With horror comes reprieve. When all you see is pain the days without are much brighter. For maybe 2 years I had my only stretch of stability: a two-parent household, with their two biological boys around 8 and 10, and me; still small enough to wear my doll’s clothes. It was the one window of time untouched by surgeries or hospital walls, a fragile pause before everything broke apart.
My room had blue tulips painted along the top of the wall. Hanging there was a doll sleeping on the moon, a gift from my aunt from before I can remember. My cousin named her Moon Baby and even wrote a whole book about her for me. I remember how the attic fan would make the air sound like the house was breathing. At night, I fell asleep to the swish of the pool pump outside my window, instead of the Sisters prayers. But it didn’t drown out the nightmares.
The house was old, a sprawling ranch-style. One half we lived in, and the other half my adopted dad used as his office. Downstairs, the basement was our playroom, with an indoor swing and a chalkboard big enough to cover a wall. Outside, there were chickens, a climbing gym with swings, and the wide openness of land that still carried echoes of being a working farm.
There was a cherry blossom tree I called my own and was told was mine. I named him Mumphry. Where the other trees grew too tall, their branches out of reach, Mumphry bent low, as if he wanted me there. I climbed him, leaned against him, whispered secrets of my fears into his bark, and with patience he would listen to my pain without judgment. The pines left sap that stuck to my clothes, and my adopted mom scolded me for it, but Mumphry never betrayed me. He was steady. He was mine. I had a bond. Mumphry was my home, my safe place in his branches, nobody could hurt me, because he was my forcefield of safety. He was base. He was my protector from the world.
○ ○ ○ ○ ○
Repeat word for word the part of the childhood-home excerpt above that runs from "My room had" up to and including "a working farm.".
○ ○ ○ ○ ○
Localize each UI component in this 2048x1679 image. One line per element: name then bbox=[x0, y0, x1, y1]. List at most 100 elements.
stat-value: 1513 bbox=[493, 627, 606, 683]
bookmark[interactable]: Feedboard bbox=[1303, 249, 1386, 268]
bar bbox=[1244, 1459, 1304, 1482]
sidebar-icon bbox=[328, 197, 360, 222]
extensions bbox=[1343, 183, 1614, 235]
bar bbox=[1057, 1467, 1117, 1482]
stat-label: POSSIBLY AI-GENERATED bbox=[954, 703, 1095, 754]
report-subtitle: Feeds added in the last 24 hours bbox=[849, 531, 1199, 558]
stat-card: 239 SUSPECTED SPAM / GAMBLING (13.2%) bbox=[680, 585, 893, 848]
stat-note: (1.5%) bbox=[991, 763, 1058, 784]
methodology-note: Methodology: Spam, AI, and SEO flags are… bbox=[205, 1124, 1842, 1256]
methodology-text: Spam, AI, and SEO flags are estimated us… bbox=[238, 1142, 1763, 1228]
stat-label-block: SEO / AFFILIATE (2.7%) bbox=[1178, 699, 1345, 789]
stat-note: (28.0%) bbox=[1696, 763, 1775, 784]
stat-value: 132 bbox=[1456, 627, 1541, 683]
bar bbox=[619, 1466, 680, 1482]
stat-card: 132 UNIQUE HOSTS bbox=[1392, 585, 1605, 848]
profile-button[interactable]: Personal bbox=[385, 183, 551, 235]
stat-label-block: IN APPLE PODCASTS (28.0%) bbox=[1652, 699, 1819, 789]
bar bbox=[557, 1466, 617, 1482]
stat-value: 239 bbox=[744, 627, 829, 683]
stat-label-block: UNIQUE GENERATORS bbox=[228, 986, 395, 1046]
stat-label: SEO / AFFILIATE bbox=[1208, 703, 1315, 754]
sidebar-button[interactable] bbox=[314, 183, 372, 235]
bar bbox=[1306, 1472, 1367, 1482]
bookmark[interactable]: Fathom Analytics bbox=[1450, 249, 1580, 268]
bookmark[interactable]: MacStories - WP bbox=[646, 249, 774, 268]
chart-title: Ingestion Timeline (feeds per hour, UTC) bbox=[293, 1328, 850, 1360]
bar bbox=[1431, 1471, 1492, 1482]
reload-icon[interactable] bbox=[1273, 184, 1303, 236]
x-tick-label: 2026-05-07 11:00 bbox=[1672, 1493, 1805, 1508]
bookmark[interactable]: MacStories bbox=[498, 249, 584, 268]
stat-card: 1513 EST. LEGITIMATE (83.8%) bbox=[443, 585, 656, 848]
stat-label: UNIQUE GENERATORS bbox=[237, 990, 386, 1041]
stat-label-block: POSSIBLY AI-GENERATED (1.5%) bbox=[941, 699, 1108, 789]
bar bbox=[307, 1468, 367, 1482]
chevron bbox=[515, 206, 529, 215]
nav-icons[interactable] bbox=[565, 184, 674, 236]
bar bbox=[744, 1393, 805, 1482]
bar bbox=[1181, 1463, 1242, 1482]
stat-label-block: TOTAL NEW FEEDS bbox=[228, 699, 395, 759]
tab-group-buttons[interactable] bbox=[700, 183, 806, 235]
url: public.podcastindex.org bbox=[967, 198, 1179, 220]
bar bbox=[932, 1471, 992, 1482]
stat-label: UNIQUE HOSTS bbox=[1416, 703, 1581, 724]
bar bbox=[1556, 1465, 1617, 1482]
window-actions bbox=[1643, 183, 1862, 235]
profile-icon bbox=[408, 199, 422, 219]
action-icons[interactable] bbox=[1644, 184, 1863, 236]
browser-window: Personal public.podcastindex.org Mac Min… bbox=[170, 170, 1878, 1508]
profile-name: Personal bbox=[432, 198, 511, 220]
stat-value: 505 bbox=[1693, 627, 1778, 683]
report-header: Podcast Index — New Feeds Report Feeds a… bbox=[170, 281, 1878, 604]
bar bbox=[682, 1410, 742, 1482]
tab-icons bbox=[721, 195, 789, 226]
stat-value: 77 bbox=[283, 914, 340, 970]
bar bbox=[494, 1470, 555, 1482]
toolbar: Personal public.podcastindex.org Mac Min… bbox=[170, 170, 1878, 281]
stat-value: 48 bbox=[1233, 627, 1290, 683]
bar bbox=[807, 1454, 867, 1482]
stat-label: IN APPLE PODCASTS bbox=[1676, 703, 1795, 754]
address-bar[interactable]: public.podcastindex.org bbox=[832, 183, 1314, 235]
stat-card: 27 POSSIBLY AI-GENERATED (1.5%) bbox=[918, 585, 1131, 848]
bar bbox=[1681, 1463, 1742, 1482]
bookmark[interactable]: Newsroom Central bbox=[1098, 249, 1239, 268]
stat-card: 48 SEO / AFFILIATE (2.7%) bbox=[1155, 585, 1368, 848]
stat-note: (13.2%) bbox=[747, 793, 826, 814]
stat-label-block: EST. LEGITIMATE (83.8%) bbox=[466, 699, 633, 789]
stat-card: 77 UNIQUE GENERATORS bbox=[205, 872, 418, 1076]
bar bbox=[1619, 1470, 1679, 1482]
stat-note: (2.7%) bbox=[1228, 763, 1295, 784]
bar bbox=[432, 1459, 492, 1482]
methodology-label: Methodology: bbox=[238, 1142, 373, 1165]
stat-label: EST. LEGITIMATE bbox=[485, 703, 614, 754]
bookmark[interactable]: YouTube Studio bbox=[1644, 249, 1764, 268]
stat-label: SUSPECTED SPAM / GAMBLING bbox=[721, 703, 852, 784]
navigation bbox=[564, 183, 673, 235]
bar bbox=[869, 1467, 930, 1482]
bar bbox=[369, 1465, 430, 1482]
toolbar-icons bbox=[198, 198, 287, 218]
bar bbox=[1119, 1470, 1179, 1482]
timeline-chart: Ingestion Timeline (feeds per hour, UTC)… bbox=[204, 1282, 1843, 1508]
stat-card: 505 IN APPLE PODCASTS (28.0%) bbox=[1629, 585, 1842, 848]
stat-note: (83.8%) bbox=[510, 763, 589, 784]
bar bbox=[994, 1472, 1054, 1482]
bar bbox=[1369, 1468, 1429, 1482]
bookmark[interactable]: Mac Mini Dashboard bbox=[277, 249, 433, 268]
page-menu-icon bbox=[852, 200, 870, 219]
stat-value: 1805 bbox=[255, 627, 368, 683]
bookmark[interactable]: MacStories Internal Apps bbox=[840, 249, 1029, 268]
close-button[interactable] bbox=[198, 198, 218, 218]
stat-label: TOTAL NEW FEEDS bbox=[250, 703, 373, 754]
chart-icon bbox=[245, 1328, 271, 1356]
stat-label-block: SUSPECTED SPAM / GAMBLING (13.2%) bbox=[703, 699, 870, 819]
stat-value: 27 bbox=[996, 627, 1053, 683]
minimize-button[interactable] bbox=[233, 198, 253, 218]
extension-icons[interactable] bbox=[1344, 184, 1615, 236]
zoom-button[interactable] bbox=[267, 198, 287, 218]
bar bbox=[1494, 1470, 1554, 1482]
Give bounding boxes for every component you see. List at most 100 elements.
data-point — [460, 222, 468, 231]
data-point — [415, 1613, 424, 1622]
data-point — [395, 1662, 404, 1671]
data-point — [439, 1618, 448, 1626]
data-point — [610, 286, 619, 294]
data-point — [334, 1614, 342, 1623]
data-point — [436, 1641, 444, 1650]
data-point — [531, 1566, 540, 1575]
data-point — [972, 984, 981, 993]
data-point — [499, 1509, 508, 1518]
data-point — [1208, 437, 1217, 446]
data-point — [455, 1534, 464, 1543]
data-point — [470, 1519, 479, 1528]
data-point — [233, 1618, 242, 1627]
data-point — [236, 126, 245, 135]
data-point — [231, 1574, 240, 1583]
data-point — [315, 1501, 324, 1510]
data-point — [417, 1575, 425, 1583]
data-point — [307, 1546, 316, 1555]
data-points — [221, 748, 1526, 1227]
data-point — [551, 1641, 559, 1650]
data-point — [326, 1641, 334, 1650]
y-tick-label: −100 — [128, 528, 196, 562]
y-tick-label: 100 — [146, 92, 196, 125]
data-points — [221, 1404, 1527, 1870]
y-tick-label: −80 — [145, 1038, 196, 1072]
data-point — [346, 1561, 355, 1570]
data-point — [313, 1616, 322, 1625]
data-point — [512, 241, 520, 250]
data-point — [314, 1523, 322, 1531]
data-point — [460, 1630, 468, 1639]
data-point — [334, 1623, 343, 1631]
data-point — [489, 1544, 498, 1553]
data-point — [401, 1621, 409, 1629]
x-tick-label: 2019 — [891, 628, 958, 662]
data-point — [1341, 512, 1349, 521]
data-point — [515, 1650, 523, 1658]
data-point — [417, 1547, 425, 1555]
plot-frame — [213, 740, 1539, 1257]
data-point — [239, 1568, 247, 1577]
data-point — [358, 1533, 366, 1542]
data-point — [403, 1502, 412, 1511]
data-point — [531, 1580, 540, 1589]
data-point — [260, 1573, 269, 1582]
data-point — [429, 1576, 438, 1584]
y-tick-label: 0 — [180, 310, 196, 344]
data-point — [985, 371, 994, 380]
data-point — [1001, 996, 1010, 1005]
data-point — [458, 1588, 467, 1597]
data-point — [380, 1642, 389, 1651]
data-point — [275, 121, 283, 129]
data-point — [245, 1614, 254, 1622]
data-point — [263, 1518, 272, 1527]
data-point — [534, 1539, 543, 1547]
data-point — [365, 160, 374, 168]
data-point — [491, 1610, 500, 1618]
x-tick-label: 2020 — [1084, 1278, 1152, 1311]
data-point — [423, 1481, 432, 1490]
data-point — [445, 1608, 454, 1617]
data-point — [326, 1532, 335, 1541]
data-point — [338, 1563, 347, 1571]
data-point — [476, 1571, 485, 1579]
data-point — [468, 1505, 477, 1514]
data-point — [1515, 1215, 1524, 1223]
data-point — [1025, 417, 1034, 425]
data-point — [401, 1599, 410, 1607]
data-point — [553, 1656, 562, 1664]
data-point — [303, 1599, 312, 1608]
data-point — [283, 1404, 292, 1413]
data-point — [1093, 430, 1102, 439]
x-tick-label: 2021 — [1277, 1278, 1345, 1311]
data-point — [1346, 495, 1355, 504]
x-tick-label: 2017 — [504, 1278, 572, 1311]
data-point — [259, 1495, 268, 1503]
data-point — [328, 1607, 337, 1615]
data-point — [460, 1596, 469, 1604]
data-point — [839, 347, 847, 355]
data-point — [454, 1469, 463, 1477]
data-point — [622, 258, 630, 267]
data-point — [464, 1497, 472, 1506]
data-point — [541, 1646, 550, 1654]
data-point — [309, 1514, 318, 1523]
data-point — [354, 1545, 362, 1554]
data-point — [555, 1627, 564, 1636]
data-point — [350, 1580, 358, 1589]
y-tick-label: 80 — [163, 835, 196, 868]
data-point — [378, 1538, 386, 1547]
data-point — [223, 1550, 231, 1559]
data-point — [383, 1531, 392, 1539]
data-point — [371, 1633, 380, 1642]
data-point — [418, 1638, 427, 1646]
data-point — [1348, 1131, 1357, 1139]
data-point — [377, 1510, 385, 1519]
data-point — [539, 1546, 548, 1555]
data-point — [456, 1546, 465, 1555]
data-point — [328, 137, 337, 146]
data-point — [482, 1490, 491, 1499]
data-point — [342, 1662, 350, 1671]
○ ○ ○ ○ ○
> **COMPLETED TASK**:
My room had blue tulips painted along the top of the wall. Hanging there was a doll sleeping on the moon, a gift from my aunt from before I can remember. My cousin named her Moon Baby and even wrote a whole book about her for me. I remember how the attic fan would make the air sound like the house was breathing. At night, I fell asleep to the swish of the pool pump outside my window, instead of the Sisters prayers. But it didn’t drown out the nightmares.
The house was old, a sprawling ranch-style. One half we lived in, and the other half my adopted dad used as his office. Downstairs, the basement was our playroom, with an indoor swing and a chalkboard big enough to cover a wall. Outside, there were chickens, a climbing gym with swings, and the wide openness of land that still carried echoes of being a working farm.